◆ STATED PROBLEM: In the material below, find all lines with the string "Wklej" and copy them.

◆ ENTRIES SHOWN:
>> START

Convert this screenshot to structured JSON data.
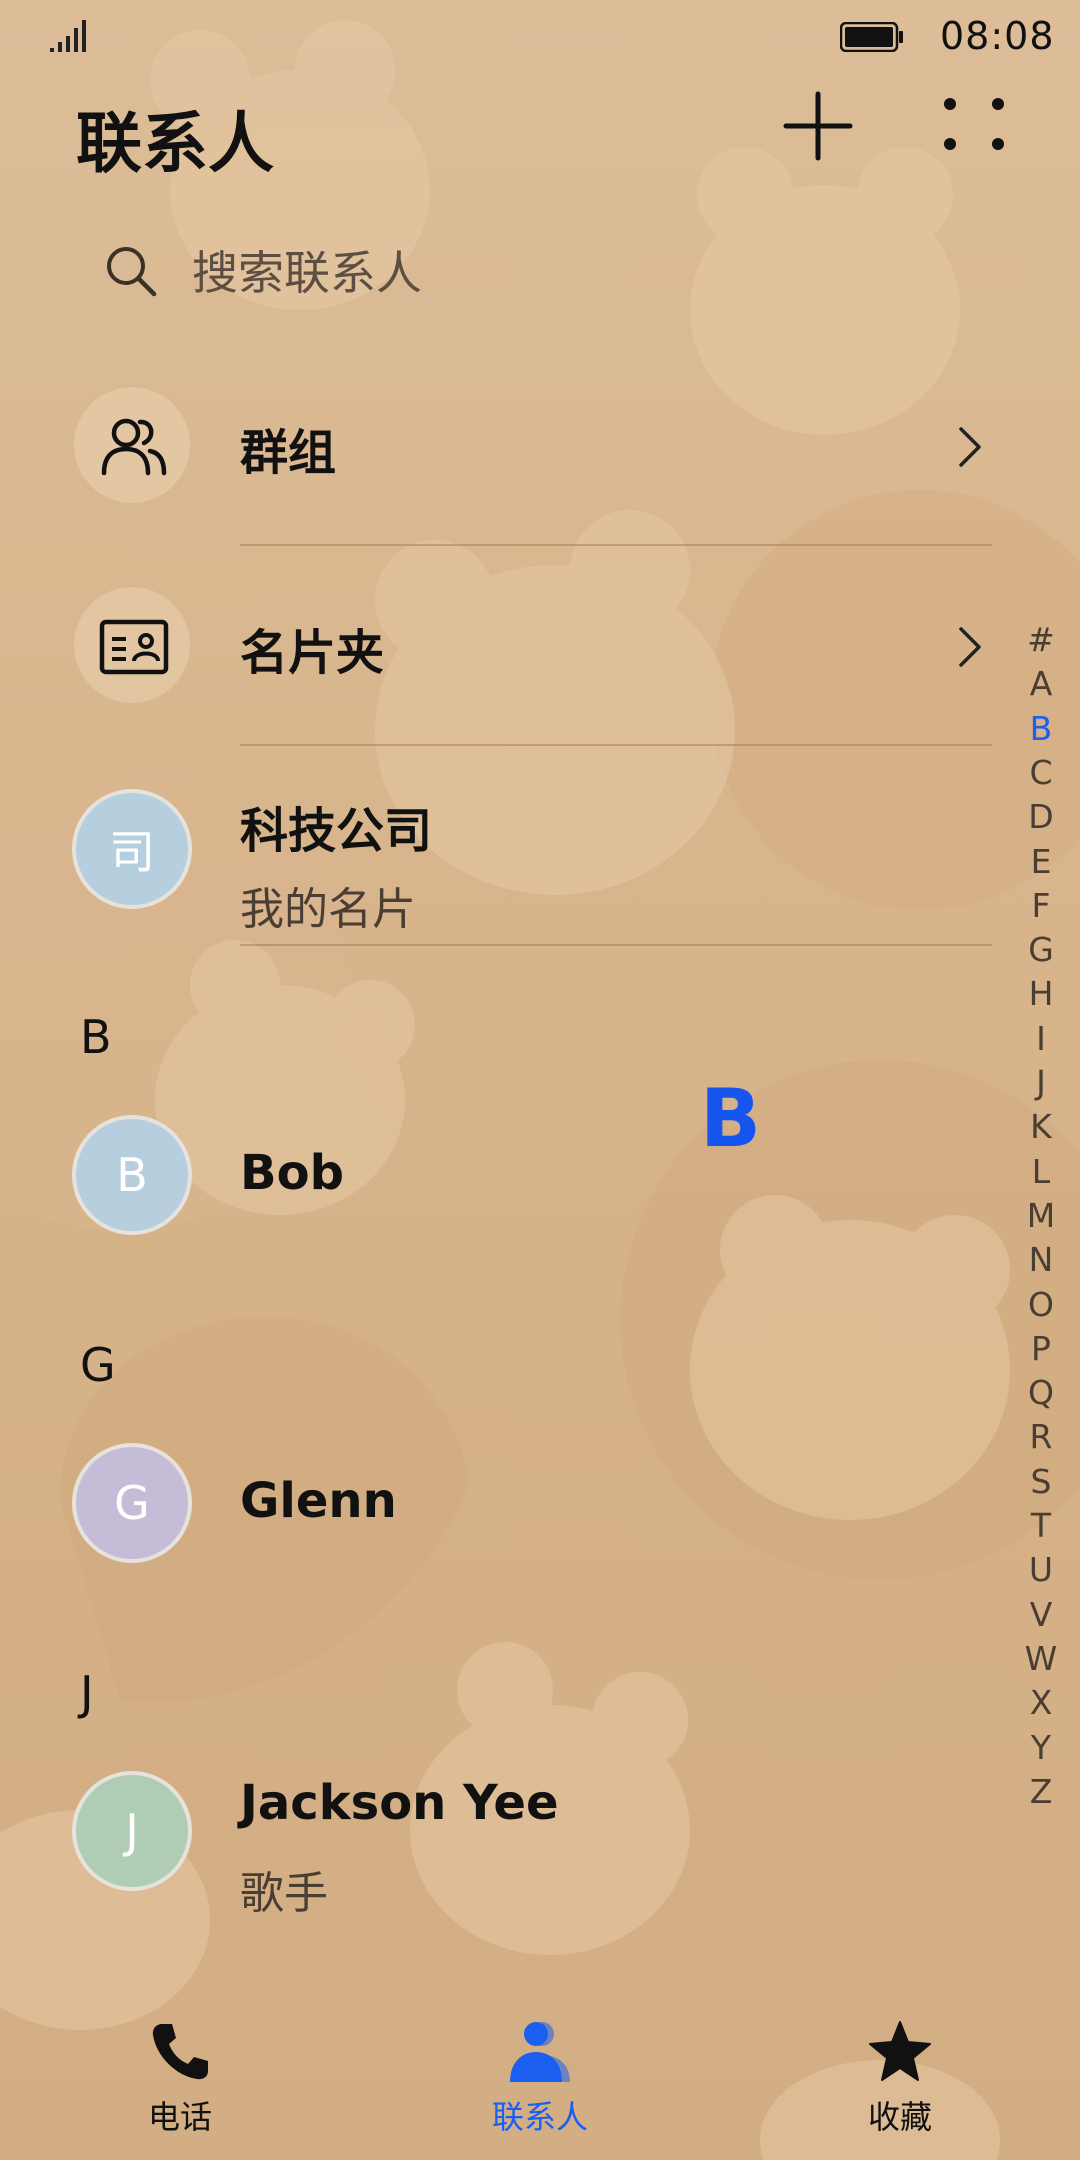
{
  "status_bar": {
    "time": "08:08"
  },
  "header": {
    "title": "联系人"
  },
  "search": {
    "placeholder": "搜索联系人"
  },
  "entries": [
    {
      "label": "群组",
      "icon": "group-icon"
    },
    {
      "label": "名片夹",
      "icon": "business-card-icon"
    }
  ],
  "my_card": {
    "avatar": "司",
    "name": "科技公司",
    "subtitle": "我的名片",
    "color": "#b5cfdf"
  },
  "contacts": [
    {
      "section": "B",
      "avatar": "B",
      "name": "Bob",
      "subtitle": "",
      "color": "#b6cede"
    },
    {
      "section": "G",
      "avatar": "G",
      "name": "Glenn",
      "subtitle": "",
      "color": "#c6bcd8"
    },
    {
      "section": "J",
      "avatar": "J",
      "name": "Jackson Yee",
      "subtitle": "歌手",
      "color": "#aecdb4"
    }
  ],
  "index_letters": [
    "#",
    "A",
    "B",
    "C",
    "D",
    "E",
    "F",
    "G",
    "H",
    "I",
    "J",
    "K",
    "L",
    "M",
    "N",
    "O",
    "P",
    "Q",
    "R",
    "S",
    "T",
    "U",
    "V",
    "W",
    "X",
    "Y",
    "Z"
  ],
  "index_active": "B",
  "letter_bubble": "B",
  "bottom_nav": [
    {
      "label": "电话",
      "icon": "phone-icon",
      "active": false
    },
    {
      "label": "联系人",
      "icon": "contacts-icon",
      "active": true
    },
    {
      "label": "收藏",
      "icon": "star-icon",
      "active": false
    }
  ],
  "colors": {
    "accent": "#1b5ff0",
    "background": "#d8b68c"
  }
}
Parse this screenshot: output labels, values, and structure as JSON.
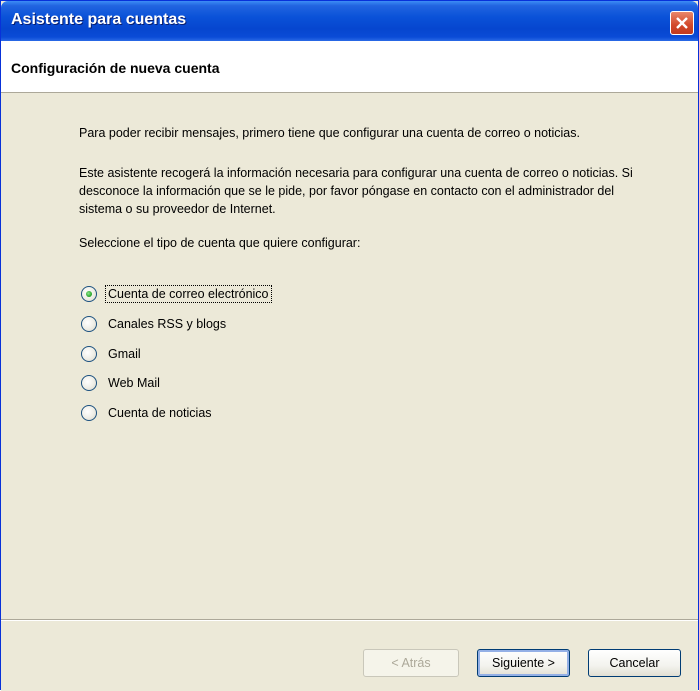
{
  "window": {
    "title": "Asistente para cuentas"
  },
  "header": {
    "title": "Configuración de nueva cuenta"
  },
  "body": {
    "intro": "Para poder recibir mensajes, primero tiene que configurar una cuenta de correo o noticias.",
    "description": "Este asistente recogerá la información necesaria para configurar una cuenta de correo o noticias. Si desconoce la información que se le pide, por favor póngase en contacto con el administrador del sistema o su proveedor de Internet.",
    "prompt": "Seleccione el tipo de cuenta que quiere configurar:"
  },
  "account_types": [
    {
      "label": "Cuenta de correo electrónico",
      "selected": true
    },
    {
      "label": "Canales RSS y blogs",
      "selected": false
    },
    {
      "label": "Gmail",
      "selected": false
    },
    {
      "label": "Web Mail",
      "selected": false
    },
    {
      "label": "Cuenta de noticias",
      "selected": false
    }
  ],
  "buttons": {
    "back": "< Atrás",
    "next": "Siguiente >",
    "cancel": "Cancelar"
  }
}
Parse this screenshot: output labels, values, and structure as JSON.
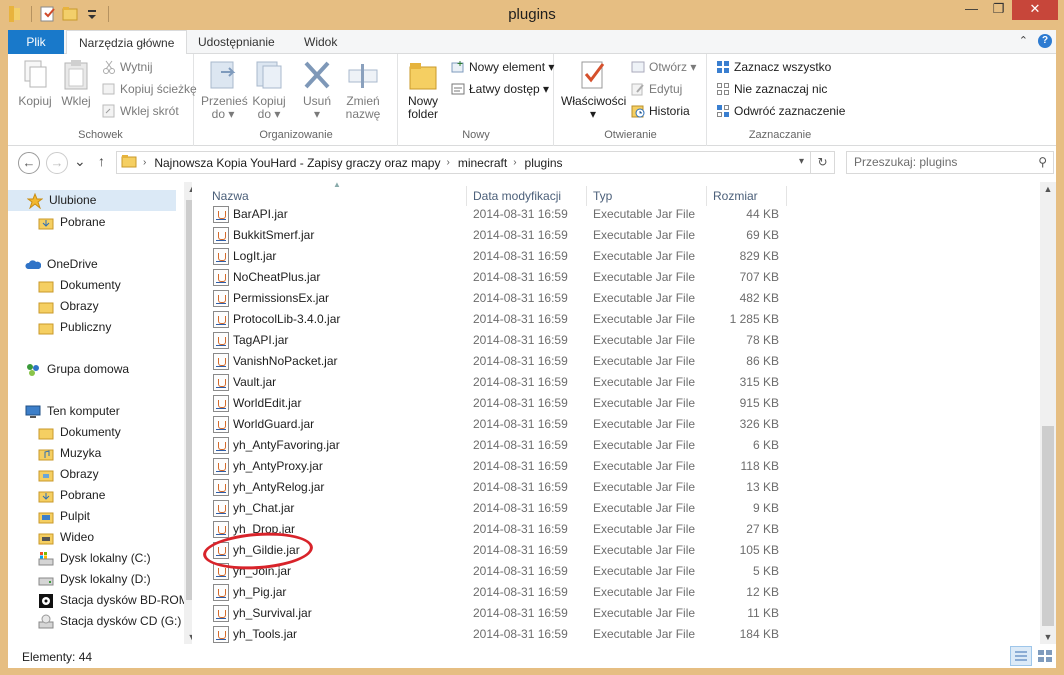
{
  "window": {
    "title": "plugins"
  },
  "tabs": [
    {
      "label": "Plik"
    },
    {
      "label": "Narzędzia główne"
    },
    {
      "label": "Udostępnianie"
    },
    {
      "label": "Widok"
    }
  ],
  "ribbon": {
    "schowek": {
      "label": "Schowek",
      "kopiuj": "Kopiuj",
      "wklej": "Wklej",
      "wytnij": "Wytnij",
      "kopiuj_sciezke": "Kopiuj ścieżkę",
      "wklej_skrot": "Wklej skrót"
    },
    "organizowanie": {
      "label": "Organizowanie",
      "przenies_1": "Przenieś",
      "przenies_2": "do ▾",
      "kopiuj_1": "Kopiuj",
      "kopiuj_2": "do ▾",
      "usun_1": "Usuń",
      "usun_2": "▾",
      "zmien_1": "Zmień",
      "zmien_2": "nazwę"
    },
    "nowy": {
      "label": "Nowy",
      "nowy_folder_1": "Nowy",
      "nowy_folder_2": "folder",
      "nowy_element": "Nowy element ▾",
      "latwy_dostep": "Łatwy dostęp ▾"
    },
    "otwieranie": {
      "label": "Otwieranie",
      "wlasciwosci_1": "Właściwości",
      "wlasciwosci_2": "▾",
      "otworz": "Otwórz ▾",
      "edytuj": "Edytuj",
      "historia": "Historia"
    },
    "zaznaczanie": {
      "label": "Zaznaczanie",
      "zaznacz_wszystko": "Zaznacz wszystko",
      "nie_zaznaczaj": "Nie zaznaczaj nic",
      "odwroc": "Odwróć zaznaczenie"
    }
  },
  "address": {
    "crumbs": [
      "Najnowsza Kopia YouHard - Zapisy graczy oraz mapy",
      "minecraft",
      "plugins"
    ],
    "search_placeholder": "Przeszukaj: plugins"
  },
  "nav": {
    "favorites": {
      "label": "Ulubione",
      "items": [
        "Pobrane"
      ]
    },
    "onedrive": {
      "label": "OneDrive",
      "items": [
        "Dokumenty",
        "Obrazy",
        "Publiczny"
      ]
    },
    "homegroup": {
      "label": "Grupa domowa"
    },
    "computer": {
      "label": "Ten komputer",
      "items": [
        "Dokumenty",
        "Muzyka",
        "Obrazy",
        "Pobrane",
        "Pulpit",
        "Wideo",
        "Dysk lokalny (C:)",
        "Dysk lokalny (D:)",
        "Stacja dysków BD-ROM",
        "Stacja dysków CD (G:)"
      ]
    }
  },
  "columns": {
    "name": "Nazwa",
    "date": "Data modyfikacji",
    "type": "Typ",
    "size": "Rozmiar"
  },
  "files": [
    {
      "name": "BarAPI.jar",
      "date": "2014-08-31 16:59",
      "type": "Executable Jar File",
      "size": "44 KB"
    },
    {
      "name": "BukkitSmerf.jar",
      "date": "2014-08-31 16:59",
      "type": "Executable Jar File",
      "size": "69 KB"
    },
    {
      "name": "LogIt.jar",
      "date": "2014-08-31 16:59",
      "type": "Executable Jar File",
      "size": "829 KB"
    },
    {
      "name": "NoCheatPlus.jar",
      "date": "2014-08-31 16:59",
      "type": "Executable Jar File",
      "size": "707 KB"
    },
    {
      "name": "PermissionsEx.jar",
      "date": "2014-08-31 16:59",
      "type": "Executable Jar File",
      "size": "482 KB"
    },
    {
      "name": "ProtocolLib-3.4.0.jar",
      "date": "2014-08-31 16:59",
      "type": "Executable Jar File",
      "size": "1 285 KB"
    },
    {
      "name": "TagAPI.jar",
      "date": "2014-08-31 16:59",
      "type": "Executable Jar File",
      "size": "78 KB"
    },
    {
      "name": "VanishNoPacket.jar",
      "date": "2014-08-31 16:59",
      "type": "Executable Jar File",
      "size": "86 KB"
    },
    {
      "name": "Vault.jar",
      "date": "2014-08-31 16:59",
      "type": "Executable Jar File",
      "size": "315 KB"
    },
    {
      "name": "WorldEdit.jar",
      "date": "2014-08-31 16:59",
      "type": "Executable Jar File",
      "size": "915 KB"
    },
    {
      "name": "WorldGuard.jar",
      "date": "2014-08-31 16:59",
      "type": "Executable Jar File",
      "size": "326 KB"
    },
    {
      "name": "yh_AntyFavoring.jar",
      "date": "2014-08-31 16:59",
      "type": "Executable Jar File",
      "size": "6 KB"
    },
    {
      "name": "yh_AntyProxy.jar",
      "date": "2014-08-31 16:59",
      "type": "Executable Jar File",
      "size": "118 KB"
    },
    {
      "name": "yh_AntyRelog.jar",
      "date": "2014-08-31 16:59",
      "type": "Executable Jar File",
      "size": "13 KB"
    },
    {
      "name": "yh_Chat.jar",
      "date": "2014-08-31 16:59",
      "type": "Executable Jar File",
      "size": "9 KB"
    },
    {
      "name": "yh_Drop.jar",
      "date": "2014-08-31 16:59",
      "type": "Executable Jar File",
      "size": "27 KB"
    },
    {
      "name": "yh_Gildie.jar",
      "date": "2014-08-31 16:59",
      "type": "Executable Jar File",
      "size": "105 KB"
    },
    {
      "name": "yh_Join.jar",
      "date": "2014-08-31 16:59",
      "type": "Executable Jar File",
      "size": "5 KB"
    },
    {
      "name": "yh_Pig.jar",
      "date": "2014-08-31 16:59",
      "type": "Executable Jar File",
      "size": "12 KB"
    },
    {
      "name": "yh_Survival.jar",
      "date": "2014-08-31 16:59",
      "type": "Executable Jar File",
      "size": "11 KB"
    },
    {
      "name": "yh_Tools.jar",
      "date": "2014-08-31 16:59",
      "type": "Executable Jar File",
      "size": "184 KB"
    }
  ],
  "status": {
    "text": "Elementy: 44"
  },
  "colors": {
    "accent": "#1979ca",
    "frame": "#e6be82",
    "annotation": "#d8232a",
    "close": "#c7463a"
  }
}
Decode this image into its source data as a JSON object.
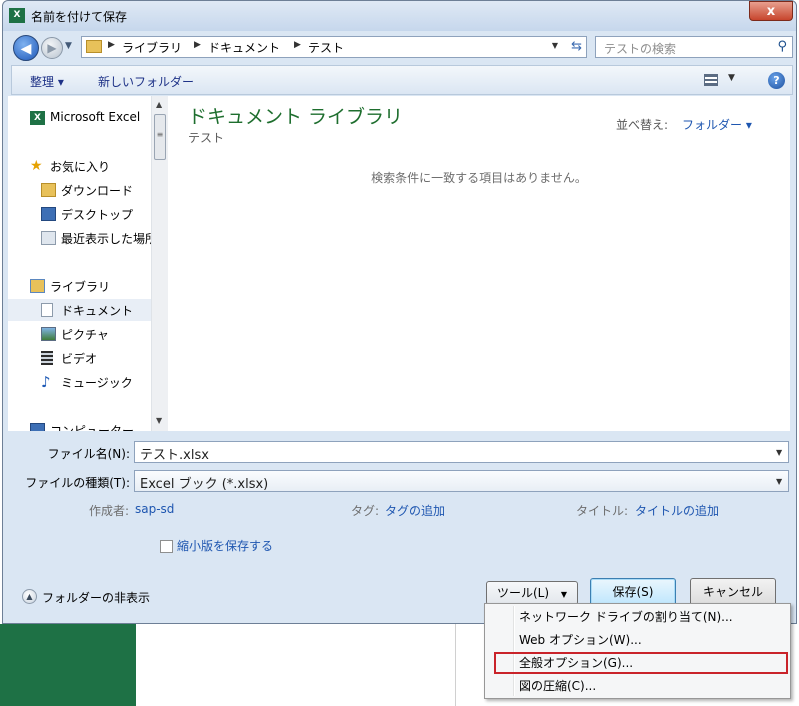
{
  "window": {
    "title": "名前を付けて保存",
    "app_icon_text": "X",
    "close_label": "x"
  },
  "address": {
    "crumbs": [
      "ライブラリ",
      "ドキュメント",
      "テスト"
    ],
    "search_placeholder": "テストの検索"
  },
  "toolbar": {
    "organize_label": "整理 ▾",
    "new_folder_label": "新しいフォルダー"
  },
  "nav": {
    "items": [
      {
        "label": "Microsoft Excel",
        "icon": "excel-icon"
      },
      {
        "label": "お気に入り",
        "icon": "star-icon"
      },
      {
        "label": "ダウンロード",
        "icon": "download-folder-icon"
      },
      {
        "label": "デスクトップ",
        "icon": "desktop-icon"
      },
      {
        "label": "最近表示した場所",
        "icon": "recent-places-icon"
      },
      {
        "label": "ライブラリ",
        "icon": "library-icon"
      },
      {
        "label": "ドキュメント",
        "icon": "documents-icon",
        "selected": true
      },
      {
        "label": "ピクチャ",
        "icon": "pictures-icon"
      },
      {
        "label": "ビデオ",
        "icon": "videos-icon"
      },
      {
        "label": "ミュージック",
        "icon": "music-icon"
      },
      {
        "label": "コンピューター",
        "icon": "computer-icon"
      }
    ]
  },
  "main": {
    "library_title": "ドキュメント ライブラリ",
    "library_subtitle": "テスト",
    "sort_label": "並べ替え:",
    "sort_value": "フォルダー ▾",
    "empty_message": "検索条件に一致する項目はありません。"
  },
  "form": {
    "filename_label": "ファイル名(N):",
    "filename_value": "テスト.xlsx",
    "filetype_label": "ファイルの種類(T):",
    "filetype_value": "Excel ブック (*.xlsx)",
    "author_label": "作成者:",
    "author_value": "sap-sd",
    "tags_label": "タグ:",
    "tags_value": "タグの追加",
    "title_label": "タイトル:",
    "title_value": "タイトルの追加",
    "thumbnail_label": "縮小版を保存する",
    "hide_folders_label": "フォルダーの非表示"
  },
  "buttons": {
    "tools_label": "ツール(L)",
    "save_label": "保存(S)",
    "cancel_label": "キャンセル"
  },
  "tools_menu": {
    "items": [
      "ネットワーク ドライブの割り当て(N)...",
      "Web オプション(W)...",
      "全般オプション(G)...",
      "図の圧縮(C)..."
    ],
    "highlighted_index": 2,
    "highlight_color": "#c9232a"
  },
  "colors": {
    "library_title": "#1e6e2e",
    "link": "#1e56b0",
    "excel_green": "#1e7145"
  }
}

>> END

◆ OUTPUT OF THE EXERCISE:
      "wklej": "Wklej",
      "wklej_skrot": "Wklej skrót"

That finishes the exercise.